• _LISTING_:
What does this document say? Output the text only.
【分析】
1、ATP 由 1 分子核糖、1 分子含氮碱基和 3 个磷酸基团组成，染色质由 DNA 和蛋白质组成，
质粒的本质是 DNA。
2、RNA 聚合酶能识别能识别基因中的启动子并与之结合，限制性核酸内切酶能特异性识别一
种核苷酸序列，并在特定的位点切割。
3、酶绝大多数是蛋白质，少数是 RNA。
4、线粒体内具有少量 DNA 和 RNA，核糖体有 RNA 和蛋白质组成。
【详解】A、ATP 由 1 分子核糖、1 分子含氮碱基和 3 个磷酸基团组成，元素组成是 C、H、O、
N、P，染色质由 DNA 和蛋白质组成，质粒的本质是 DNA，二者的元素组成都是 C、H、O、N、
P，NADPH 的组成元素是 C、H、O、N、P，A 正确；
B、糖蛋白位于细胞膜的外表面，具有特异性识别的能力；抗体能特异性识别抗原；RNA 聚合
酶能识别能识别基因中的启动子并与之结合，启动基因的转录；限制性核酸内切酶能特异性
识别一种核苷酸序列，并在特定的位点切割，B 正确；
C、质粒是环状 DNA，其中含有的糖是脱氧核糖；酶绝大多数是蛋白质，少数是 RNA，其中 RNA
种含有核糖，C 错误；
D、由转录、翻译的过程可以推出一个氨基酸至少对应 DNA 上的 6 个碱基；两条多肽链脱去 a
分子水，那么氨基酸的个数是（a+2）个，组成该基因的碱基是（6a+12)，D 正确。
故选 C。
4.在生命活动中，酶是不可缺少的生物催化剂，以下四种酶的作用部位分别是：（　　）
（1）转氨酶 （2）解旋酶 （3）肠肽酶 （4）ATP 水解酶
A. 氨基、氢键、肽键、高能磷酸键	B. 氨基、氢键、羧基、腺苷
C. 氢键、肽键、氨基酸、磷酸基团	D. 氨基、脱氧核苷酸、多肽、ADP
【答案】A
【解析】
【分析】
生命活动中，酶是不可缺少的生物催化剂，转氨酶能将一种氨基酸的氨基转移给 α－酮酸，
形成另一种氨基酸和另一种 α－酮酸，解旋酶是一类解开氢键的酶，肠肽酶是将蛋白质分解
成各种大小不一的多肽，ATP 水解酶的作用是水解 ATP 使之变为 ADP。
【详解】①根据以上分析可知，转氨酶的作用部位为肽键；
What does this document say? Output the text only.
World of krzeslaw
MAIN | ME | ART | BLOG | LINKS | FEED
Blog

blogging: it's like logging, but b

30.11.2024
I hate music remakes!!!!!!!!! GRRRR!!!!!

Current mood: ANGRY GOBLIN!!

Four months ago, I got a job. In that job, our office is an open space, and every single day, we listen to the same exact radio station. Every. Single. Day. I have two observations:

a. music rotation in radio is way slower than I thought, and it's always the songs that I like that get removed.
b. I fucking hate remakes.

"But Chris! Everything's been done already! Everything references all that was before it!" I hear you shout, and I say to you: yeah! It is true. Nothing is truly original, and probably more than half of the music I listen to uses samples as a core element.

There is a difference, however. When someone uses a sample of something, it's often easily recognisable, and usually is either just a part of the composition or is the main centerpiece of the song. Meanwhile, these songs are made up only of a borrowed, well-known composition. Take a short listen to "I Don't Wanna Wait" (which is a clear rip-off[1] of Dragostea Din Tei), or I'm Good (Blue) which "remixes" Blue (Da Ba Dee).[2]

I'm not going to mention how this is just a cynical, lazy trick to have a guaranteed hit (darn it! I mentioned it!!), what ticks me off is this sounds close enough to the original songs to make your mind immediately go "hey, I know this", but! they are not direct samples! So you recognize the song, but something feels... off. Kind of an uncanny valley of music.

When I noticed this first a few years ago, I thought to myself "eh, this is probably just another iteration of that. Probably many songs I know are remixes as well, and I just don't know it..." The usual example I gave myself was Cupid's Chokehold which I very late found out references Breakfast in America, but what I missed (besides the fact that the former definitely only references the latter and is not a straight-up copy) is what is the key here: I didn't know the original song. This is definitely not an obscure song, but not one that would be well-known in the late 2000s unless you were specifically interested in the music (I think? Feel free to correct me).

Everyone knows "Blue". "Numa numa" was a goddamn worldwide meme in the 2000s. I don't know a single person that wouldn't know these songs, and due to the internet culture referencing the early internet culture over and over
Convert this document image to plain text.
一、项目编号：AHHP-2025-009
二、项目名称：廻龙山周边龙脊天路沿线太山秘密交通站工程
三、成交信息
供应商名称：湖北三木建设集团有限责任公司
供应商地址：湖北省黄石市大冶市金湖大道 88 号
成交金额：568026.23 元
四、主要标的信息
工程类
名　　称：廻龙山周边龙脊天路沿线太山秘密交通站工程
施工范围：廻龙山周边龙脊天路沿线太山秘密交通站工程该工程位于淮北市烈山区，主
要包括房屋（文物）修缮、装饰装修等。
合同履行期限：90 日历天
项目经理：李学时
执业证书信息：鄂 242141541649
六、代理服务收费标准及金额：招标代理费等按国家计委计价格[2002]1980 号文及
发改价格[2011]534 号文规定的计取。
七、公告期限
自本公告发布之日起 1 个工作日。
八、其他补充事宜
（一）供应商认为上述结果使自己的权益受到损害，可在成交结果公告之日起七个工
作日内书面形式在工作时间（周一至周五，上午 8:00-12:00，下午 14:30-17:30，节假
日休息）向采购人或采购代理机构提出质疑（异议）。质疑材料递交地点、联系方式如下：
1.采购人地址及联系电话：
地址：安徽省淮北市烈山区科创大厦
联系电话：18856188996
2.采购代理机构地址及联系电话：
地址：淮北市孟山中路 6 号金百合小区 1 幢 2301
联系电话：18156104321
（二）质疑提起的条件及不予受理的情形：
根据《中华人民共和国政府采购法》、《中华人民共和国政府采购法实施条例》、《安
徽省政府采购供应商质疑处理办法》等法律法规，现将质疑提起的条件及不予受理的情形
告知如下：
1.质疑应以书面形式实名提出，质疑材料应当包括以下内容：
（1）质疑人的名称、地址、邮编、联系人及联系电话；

• _STATED EXERCISE_: Your task is to transcribe the listing above in full, exactly as given.

• _OUTPUT_:
What does this document say? Output the text only.
【分析】
1、ATP 由 1 分子核糖、1 分子含氮碱基和 3 个磷酸基团组成，染色质由 DNA 和蛋白质组成，
质粒的本质是 DNA。
2、RNA 聚合酶能识别能识别基因中的启动子并与之结合，限制性核酸内切酶能特异性识别一
种核苷酸序列，并在特定的位点切割。
3、酶绝大多数是蛋白质，少数是 RNA。
4、线粒体内具有少量 DNA 和 RNA，核糖体有 RNA 和蛋白质组成。
【详解】A、ATP 由 1 分子核糖、1 分子含氮碱基和 3 个磷酸基团组成，元素组成是 C、H、O、
N、P，染色质由 DNA 和蛋白质组成，质粒的本质是 DNA，二者的元素组成都是 C、H、O、N、
P，NADPH 的组成元素是 C、H、O、N、P，A 正确；
B、糖蛋白位于细胞膜的外表面，具有特异性识别的能力；抗体能特异性识别抗原；RNA 聚合
酶能识别能识别基因中的启动子并与之结合，启动基因的转录；限制性核酸内切酶能特异性
识别一种核苷酸序列，并在特定的位点切割，B 正确；
C、质粒是环状 DNA，其中含有的糖是脱氧核糖；酶绝大多数是蛋白质，少数是 RNA，其中 RNA
种含有核糖，C 错误；
D、由转录、翻译的过程可以推出一个氨基酸至少对应 DNA 上的 6 个碱基；两条多肽链脱去 a
分子水，那么氨基酸的个数是（a+2）个，组成该基因的碱基是（6a+12)，D 正确。
故选 C。
4.在生命活动中，酶是不可缺少的生物催化剂，以下四种酶的作用部位分别是：（　　）
（1）转氨酶 （2）解旋酶 （3）肠肽酶 （4）ATP 水解酶
A. 氨基、氢键、肽键、高能磷酸键	B. 氨基、氢键、羧基、腺苷
C. 氢键、肽键、氨基酸、磷酸基团	D. 氨基、脱氧核苷酸、多肽、ADP
【答案】A
【解析】
【分析】
生命活动中，酶是不可缺少的生物催化剂，转氨酶能将一种氨基酸的氨基转移给 α－酮酸，
形成另一种氨基酸和另一种 α－酮酸，解旋酶是一类解开氢键的酶，肠肽酶是将蛋白质分解
成各种大小不一的多肽，ATP 水解酶的作用是水解 ATP 使之变为 ADP。
【详解】①根据以上分析可知，转氨酶的作用部位为肽键；
What does this document say? Output the text only.
World of krzeslaw
MAIN | ME | ART | BLOG | LINKS | FEED
Blog

blogging: it's like logging, but b

30.11.2024
I hate music remakes!!!!!!!!! GRRRR!!!!!

Current mood: ANGRY GOBLIN!!

Four months ago, I got a job. In that job, our office is an open space, and every single day, we listen to the same exact radio station. Every. Single. Day. I have two observations:

a. music rotation in radio is way slower than I thought, and it's always the songs that I like that get removed.
b. I fucking hate remakes.

"But Chris! Everything's been done already! Everything references all that was before it!" I hear you shout, and I say to you: yeah! It is true. Nothing is truly original, and probably more than half of the music I listen to uses samples as a core element.

There is a difference, however. When someone uses a sample of something, it's often easily recognisable, and usually is either just a part of the composition or is the main centerpiece of the song. Meanwhile, these songs are made up only of a borrowed, well-known composition. Take a short listen to "I Don't Wanna Wait" (which is a clear rip-off[1] of Dragostea Din Tei), or I'm Good (Blue) which "remixes" Blue (Da Ba Dee).[2]

I'm not going to mention how this is just a cynical, lazy trick to have a guaranteed hit (darn it! I mentioned it!!), what ticks me off is this sounds close enough to the original songs to make your mind immediately go "hey, I know this", but! they are not direct samples! So you recognize the song, but something feels... off. Kind of an uncanny valley of music.

When I noticed this first a few years ago, I thought to myself "eh, this is probably just another iteration of that. Probably many songs I know are remixes as well, and I just don't know it..." The usual example I gave myself was Cupid's Chokehold which I very late found out references Breakfast in America, but what I missed (besides the fact that the former definitely only references the latter and is not a straight-up copy) is what is the key here: I didn't know the original song. This is definitely not an obscure song, but not one that would be well-known in the late 2000s unless you were specifically interested in the music (I think? Feel free to correct me).

Everyone knows "Blue". "Numa numa" was a goddamn worldwide meme in the 2000s. I don't know a single person that wouldn't know these songs, and due to the internet culture referencing the early internet culture over and over
Convert this document image to plain text.
一、项目编号：AHHP-2025-009
二、项目名称：廻龙山周边龙脊天路沿线太山秘密交通站工程
三、成交信息
供应商名称：湖北三木建设集团有限责任公司
供应商地址：湖北省黄石市大冶市金湖大道 88 号
成交金额：568026.23 元
四、主要标的信息
工程类
名　　称：廻龙山周边龙脊天路沿线太山秘密交通站工程
施工范围：廻龙山周边龙脊天路沿线太山秘密交通站工程该工程位于淮北市烈山区，主
要包括房屋（文物）修缮、装饰装修等。
合同履行期限：90 日历天
项目经理：李学时
执业证书信息：鄂 242141541649
六、代理服务收费标准及金额：招标代理费等按国家计委计价格[2002]1980 号文及
发改价格[2011]534 号文规定的计取。
七、公告期限
自本公告发布之日起 1 个工作日。
八、其他补充事宜
（一）供应商认为上述结果使自己的权益受到损害，可在成交结果公告之日起七个工
作日内书面形式在工作时间（周一至周五，上午 8:00-12:00，下午 14:30-17:30，节假
日休息）向采购人或采购代理机构提出质疑（异议）。质疑材料递交地点、联系方式如下：
1.采购人地址及联系电话：
地址：安徽省淮北市烈山区科创大厦
联系电话：18856188996
2.采购代理机构地址及联系电话：
地址：淮北市孟山中路 6 号金百合小区 1 幢 2301
联系电话：18156104321
（二）质疑提起的条件及不予受理的情形：
根据《中华人民共和国政府采购法》、《中华人民共和国政府采购法实施条例》、《安
徽省政府采购供应商质疑处理办法》等法律法规，现将质疑提起的条件及不予受理的情形
告知如下：
1.质疑应以书面形式实名提出，质疑材料应当包括以下内容：
（1）质疑人的名称、地址、邮编、联系人及联系电话；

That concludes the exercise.